* **TEXT PROVIDED**:
══════════════════════════════
Good writing that leaves much to the imagination. However, I can’t understand how he won. The poor man suffers from schizophrenia that leads him to murder two women and – whether rightly or wrongly – is destined to be executed. How was the reference to the knife a win for him? An esoteric piece if ever there was one. That is not a good trait for story writing. The reader wants to know and understand and if he does not, he turns away from it.
══════════════════════════════
* **DATA PROVIDED**:

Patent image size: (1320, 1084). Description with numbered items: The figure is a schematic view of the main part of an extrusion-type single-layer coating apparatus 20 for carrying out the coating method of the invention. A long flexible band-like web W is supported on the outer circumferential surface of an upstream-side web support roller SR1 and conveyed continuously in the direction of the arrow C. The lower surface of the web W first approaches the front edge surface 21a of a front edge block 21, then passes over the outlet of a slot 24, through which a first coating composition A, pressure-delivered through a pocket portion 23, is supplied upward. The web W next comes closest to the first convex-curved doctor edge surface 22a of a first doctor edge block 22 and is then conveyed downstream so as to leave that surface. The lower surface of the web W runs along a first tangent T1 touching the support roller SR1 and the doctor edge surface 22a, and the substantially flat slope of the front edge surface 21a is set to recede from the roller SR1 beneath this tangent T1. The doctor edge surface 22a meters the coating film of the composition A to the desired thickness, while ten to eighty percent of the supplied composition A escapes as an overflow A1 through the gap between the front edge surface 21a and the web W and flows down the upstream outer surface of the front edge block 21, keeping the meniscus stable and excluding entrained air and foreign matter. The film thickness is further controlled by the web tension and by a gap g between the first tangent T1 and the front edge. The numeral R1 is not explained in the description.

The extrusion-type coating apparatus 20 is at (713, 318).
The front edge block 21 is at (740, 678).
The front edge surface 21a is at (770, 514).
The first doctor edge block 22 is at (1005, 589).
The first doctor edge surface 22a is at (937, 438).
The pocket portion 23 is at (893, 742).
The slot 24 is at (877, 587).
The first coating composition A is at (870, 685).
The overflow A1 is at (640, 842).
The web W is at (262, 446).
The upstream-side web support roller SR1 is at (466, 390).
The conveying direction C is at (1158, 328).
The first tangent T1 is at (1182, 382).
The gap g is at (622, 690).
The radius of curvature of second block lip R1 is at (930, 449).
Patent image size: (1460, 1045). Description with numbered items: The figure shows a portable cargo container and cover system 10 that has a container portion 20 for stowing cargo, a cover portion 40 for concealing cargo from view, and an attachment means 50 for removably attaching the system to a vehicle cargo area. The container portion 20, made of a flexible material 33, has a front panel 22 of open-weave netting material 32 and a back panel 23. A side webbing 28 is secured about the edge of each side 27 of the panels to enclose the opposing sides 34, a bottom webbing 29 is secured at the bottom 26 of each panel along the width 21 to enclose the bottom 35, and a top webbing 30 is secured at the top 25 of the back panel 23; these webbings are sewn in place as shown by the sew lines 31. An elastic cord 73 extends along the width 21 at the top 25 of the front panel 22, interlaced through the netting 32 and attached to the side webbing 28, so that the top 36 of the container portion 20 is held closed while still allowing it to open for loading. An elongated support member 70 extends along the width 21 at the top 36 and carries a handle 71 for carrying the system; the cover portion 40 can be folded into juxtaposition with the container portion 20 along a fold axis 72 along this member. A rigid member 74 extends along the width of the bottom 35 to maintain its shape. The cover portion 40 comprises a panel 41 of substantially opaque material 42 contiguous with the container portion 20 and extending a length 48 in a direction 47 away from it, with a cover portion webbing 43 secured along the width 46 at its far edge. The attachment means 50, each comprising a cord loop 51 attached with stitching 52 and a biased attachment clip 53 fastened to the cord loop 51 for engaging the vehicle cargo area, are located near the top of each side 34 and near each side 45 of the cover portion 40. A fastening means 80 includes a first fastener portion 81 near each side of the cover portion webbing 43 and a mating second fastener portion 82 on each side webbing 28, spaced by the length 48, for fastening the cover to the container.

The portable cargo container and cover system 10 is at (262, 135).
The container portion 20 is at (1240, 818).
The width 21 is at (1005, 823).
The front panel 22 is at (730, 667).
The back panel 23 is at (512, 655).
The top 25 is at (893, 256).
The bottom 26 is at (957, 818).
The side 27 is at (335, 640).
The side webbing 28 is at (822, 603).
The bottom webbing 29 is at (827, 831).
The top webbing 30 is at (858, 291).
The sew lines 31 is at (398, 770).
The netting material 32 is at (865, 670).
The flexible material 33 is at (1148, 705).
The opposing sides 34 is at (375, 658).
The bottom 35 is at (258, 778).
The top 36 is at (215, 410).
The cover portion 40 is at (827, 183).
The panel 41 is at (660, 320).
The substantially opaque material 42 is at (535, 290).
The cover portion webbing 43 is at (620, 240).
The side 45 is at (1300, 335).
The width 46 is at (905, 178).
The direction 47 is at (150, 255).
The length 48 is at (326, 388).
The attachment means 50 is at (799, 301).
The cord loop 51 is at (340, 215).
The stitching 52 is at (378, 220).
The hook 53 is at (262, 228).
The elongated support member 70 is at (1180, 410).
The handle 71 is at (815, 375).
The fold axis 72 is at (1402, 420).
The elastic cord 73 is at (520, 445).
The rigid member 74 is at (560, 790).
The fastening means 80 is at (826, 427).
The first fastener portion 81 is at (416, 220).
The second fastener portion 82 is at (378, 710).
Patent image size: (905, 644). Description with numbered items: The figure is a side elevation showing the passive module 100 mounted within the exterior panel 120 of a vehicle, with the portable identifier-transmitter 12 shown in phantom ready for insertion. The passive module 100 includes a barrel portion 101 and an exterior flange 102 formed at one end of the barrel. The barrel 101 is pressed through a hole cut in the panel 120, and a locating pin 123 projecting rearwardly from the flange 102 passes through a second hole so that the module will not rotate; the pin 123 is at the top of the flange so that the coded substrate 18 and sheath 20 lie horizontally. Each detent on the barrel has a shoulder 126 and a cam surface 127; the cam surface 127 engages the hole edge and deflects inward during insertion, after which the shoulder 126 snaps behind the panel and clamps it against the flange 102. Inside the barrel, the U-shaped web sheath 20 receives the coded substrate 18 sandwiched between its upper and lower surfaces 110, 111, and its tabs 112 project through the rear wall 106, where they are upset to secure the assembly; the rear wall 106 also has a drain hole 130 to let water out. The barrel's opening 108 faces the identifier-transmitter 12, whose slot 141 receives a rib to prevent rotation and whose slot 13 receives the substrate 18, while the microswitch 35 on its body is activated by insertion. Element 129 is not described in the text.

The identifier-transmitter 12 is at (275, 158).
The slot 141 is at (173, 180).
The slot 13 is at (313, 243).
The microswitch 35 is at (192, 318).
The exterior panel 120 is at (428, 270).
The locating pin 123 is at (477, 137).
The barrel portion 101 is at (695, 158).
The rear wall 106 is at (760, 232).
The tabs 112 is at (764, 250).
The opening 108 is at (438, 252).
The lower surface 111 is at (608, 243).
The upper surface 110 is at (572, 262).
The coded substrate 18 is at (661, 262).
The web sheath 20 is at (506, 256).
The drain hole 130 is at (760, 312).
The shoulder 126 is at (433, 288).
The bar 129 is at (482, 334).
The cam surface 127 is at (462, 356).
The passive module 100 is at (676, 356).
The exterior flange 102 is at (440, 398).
══════════════════════════════
* **WHAT TO WORK ON**:
a. Answer each question from the comment, one per line:
(i) In its first sentence, how does the comment describe the writing?
(ii) The comment asks how a reference to what object was a win?
(iii) What does the comment say the reader does if he does not know and understand?
b. Retype the stretch of the comment from "Good writing that" through "away from it.".
c. List each thing the comment states about the poor man.

* **ANSWERS TO THE EXERCISE**:
a.
(i) Good writing that leaves much to the imagination.
(ii) The knife.
(iii) He turns away from it.

b.
Good writing that leaves much to the imagination. However, I can’t understand how he won. The poor man suffers from schizophrenia that leads him to murder two women and – whether rightly or wrongly – is destined to be executed. How was the reference to the knife a win for him? An esoteric piece if ever there was one. That is not a good trait for story writing. The reader wants to know and understand and if he does not, he turns away from it.

c.
- He suffers from schizophrenia.
- His schizophrenia leads him to murder two women.
- He is destined to be executed.